[Problem requirements]:
Leave out the pictures and reproduce all of the data exactly.

[Records supplied]:
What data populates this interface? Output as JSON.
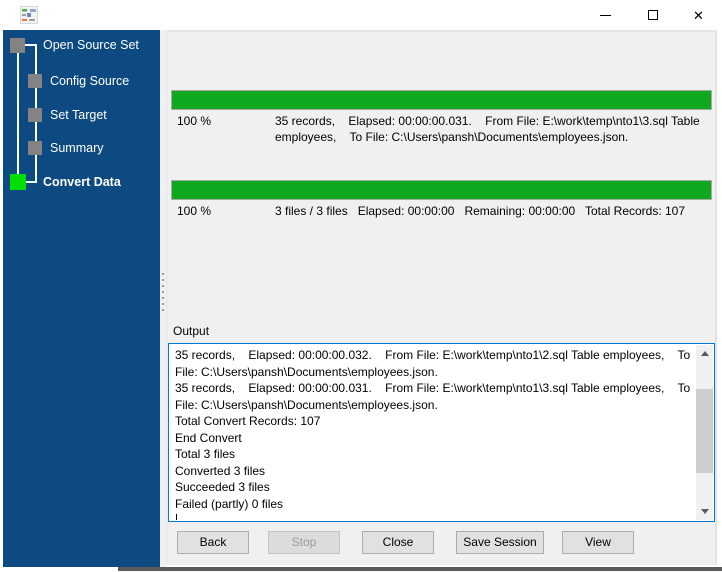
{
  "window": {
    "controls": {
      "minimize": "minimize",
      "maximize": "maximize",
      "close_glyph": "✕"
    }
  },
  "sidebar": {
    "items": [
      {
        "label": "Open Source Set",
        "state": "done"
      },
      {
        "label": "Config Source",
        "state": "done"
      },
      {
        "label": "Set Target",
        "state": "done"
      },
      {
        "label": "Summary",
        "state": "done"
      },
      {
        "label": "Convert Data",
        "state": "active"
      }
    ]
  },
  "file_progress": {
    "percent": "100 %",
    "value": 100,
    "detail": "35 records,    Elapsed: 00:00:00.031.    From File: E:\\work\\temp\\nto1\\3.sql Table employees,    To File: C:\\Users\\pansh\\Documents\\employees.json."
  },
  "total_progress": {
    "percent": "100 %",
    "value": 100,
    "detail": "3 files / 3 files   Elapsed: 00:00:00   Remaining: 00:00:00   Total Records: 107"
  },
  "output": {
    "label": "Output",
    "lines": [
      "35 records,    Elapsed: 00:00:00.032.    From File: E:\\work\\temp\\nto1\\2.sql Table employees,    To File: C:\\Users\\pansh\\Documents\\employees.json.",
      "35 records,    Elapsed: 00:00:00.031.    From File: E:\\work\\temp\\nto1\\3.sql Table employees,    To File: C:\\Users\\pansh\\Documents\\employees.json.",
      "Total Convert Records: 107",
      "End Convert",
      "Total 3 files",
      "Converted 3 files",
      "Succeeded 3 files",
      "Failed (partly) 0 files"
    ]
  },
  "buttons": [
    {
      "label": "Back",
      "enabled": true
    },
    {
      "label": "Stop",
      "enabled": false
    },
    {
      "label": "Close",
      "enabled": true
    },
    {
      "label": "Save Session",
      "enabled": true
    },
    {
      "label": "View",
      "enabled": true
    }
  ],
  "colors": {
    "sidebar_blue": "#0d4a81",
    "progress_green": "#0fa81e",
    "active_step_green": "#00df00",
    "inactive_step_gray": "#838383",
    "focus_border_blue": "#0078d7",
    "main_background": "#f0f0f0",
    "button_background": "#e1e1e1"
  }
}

[Output for this task]:
What data populates this interface? Output as JSON.
{
  "window": {
    "controls": {
      "minimize": "minimize",
      "maximize": "maximize",
      "close_glyph": "✕"
    }
  },
  "sidebar": {
    "items": [
      {
        "label": "Open Source Set",
        "state": "done"
      },
      {
        "label": "Config Source",
        "state": "done"
      },
      {
        "label": "Set Target",
        "state": "done"
      },
      {
        "label": "Summary",
        "state": "done"
      },
      {
        "label": "Convert Data",
        "state": "active"
      }
    ]
  },
  "file_progress": {
    "percent": "100 %",
    "value": 100,
    "detail": "35 records,    Elapsed: 00:00:00.031.    From File: E:\\work\\temp\\nto1\\3.sql Table employees,    To File: C:\\Users\\pansh\\Documents\\employees.json."
  },
  "total_progress": {
    "percent": "100 %",
    "value": 100,
    "detail": "3 files / 3 files   Elapsed: 00:00:00   Remaining: 00:00:00   Total Records: 107"
  },
  "output": {
    "label": "Output",
    "lines": [
      "35 records,    Elapsed: 00:00:00.032.    From File: E:\\work\\temp\\nto1\\2.sql Table employees,    To File: C:\\Users\\pansh\\Documents\\employees.json.",
      "35 records,    Elapsed: 00:00:00.031.    From File: E:\\work\\temp\\nto1\\3.sql Table employees,    To File: C:\\Users\\pansh\\Documents\\employees.json.",
      "Total Convert Records: 107",
      "End Convert",
      "Total 3 files",
      "Converted 3 files",
      "Succeeded 3 files",
      "Failed (partly) 0 files"
    ]
  },
  "buttons": [
    {
      "label": "Back",
      "enabled": true
    },
    {
      "label": "Stop",
      "enabled": false
    },
    {
      "label": "Close",
      "enabled": true
    },
    {
      "label": "Save Session",
      "enabled": true
    },
    {
      "label": "View",
      "enabled": true
    }
  ],
  "colors": {
    "sidebar_blue": "#0d4a81",
    "progress_green": "#0fa81e",
    "active_step_green": "#00df00",
    "inactive_step_gray": "#838383",
    "focus_border_blue": "#0078d7",
    "main_background": "#f0f0f0",
    "button_background": "#e1e1e1"
  }
}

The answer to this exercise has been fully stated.